- What is expected: Go through the data below. List every line that holds the word "this".

Collected data
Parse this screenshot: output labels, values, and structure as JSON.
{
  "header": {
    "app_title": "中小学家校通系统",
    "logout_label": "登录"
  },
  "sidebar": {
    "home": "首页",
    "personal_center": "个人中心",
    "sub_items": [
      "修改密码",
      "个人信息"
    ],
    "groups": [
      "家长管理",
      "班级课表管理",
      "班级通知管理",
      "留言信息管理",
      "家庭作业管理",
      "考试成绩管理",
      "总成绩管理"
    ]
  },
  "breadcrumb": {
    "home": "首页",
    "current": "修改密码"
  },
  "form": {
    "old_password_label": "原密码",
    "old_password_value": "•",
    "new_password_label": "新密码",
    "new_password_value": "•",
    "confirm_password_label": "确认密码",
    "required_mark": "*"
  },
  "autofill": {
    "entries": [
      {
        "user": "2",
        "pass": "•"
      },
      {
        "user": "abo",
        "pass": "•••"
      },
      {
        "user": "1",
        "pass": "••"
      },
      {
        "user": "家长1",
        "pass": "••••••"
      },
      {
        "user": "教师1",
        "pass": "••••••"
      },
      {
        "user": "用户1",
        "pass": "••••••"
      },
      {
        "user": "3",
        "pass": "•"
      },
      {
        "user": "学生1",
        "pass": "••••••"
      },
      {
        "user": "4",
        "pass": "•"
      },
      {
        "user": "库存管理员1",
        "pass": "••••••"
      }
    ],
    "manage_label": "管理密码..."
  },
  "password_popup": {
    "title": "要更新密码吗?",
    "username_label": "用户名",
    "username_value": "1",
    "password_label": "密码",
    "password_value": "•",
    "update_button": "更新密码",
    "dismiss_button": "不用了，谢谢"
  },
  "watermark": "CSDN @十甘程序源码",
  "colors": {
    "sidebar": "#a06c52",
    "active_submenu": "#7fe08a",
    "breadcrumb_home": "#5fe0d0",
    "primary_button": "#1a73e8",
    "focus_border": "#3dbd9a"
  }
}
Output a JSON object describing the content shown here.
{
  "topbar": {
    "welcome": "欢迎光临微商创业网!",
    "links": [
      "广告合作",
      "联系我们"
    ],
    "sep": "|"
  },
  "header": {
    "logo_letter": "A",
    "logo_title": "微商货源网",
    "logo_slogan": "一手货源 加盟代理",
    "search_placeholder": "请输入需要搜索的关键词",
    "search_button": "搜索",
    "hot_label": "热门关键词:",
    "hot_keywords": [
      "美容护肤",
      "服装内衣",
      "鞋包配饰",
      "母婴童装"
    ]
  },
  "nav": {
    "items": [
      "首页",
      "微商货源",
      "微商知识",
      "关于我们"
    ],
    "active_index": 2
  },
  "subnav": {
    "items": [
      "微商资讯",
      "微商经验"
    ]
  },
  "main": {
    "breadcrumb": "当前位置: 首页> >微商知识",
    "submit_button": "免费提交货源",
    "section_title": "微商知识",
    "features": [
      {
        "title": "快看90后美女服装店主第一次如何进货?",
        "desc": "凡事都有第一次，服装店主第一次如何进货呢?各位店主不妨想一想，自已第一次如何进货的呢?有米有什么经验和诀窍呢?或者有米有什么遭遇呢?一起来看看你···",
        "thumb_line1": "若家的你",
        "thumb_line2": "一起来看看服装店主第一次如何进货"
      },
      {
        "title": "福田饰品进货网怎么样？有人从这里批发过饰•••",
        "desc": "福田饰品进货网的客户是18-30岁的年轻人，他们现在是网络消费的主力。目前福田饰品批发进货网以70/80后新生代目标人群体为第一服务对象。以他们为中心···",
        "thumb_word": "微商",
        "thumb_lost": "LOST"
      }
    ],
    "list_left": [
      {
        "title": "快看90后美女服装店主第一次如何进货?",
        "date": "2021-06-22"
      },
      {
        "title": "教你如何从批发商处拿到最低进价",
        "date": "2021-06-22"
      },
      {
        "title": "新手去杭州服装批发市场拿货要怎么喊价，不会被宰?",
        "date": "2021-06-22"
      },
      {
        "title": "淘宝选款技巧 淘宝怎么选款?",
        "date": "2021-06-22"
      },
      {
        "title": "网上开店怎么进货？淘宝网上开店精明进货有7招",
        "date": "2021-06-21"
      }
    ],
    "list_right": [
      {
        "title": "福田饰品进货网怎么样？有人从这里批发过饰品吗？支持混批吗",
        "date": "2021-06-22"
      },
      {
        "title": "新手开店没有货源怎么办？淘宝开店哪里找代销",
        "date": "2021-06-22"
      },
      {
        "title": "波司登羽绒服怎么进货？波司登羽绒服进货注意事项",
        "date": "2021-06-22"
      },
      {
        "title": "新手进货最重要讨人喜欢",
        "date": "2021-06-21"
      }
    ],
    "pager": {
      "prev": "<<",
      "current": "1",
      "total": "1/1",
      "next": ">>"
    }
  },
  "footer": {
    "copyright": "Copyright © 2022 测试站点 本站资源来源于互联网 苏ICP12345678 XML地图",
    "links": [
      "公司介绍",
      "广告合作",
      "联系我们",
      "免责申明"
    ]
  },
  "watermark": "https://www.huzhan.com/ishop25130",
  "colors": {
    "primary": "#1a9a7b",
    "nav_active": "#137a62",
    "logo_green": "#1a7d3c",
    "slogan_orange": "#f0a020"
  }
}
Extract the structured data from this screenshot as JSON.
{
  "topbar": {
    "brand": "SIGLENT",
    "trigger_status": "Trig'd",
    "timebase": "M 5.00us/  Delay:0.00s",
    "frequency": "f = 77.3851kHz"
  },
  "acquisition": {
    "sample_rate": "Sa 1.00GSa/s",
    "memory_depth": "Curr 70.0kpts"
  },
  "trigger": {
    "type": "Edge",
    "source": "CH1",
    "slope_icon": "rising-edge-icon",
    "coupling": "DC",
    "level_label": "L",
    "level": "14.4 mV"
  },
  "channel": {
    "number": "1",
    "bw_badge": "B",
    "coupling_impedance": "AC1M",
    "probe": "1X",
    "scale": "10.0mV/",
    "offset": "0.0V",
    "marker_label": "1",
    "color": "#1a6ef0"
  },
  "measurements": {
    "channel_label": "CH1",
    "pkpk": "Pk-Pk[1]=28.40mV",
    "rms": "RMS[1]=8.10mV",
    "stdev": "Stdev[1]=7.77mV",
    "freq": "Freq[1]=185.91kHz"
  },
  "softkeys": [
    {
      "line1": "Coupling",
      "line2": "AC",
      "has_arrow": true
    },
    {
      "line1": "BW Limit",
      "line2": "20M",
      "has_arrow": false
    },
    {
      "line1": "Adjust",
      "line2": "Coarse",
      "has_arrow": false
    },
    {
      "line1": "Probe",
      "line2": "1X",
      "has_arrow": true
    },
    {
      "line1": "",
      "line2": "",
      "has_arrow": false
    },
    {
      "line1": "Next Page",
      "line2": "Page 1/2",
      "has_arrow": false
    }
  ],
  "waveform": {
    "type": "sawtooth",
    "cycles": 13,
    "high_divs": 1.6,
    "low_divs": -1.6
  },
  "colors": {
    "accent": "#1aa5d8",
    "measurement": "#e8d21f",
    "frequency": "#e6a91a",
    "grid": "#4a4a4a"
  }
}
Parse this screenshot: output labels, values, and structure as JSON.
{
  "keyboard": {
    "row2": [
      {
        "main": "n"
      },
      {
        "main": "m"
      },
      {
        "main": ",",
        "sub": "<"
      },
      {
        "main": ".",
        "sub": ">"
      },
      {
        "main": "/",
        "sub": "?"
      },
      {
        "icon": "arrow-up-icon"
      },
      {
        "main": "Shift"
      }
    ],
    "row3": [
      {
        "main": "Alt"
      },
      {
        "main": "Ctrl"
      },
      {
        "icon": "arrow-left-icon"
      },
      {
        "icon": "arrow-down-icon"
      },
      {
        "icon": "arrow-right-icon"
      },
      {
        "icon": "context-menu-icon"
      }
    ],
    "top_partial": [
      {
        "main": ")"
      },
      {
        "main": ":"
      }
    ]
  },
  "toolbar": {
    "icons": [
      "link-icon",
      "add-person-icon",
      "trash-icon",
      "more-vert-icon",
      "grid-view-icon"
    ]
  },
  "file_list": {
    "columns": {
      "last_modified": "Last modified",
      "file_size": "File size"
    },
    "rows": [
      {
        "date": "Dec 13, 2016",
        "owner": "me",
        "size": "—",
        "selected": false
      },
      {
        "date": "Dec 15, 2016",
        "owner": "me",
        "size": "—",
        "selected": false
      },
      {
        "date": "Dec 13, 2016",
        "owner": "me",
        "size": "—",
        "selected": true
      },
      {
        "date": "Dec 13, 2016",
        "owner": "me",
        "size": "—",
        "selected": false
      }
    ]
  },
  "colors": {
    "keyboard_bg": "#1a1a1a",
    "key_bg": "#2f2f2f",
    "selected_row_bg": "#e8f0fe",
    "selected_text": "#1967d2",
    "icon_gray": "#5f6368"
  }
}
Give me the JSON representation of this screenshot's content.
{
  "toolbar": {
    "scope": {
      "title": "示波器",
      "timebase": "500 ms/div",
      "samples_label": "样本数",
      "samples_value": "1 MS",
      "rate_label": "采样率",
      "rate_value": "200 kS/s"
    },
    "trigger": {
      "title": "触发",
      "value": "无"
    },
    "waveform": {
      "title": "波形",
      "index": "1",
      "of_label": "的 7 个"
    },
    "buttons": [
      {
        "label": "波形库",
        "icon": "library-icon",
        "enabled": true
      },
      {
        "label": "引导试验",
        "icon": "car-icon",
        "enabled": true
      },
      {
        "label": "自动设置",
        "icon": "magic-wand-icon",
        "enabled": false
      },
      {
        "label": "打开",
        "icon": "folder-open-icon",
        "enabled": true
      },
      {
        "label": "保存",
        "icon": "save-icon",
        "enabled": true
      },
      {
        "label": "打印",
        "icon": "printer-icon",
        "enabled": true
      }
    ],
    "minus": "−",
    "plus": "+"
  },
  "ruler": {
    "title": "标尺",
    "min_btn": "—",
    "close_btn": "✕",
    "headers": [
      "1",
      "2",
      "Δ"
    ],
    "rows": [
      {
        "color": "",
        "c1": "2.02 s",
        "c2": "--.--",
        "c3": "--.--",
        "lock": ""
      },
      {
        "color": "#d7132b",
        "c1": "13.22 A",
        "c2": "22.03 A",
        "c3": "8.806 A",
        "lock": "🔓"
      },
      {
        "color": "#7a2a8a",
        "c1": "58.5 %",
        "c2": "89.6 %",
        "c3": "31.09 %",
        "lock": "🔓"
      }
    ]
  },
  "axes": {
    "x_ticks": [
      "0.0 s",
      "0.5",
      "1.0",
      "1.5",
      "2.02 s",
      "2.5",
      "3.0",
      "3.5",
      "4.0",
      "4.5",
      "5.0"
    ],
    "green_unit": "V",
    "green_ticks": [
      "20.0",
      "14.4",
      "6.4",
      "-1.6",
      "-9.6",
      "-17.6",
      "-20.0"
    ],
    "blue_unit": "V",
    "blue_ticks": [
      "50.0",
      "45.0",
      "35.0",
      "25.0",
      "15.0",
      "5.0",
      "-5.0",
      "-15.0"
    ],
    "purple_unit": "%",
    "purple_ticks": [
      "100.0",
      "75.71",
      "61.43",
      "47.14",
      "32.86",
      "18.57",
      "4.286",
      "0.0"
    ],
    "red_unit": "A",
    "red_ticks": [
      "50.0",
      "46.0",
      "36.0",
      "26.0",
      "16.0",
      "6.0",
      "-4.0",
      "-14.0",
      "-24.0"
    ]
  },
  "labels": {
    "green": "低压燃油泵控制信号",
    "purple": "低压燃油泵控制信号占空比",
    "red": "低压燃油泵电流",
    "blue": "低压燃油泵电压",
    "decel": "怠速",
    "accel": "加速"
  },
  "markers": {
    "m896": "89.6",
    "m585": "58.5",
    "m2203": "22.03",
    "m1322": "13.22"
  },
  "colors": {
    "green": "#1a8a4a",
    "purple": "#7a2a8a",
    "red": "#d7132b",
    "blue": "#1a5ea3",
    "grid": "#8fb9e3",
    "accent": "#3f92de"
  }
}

- Completed task:
Parse this screenshot: output labels, values, and structure as JSON.
Extract the structured data from this screenshot as JSON.
Parse this screenshot: output labels, values, and structure as JSON.
Give me the JSON representation of this screenshot's content.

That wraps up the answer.